THE PROBLEM:
Copy the listing verbatim, excluding any images found in it.

MATERIAL PROVIDED:
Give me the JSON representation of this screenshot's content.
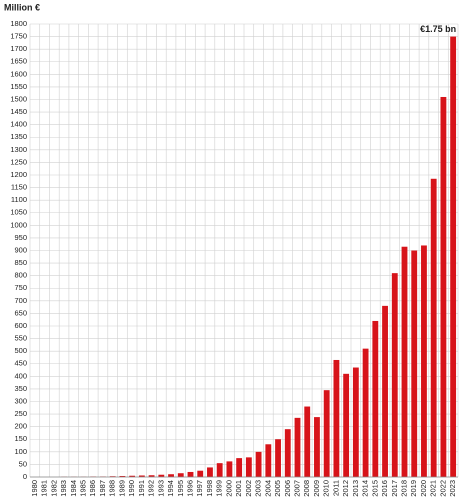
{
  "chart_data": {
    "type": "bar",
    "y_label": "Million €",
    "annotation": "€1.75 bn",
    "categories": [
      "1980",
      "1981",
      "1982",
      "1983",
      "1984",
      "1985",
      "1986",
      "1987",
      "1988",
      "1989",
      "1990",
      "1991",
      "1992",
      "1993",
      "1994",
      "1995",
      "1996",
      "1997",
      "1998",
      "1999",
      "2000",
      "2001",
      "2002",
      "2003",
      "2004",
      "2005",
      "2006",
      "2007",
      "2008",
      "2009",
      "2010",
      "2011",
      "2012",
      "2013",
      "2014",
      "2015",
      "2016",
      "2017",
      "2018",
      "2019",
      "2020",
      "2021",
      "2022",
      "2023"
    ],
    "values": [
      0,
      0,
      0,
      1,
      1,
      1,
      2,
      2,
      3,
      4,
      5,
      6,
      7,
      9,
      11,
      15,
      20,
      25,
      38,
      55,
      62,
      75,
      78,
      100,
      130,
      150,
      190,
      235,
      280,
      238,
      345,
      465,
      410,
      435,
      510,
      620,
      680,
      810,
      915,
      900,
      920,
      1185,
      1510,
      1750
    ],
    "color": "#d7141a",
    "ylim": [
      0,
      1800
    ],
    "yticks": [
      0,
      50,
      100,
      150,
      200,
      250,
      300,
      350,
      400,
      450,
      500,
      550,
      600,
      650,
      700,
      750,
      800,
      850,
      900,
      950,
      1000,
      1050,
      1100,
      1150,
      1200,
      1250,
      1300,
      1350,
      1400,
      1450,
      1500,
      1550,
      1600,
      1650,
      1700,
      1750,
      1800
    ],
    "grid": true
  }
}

ANSWER TO THIS TASK:
Give me the JSON representation of this screenshot's content.
{
  "chart_data": {
    "type": "bar",
    "y_label": "Million €",
    "annotation": "€1.75 bn",
    "categories": [
      "1980",
      "1981",
      "1982",
      "1983",
      "1984",
      "1985",
      "1986",
      "1987",
      "1988",
      "1989",
      "1990",
      "1991",
      "1992",
      "1993",
      "1994",
      "1995",
      "1996",
      "1997",
      "1998",
      "1999",
      "2000",
      "2001",
      "2002",
      "2003",
      "2004",
      "2005",
      "2006",
      "2007",
      "2008",
      "2009",
      "2010",
      "2011",
      "2012",
      "2013",
      "2014",
      "2015",
      "2016",
      "2017",
      "2018",
      "2019",
      "2020",
      "2021",
      "2022",
      "2023"
    ],
    "values": [
      0,
      0,
      0,
      1,
      1,
      1,
      2,
      2,
      3,
      4,
      5,
      6,
      7,
      9,
      11,
      15,
      20,
      25,
      38,
      55,
      62,
      75,
      78,
      100,
      130,
      150,
      190,
      235,
      280,
      238,
      345,
      465,
      410,
      435,
      510,
      620,
      680,
      810,
      915,
      900,
      920,
      1185,
      1510,
      1750
    ],
    "color": "#d7141a",
    "ylim": [
      0,
      1800
    ],
    "yticks": [
      0,
      50,
      100,
      150,
      200,
      250,
      300,
      350,
      400,
      450,
      500,
      550,
      600,
      650,
      700,
      750,
      800,
      850,
      900,
      950,
      1000,
      1050,
      1100,
      1150,
      1200,
      1250,
      1300,
      1350,
      1400,
      1450,
      1500,
      1550,
      1600,
      1650,
      1700,
      1750,
      1800
    ],
    "grid": true
  }
}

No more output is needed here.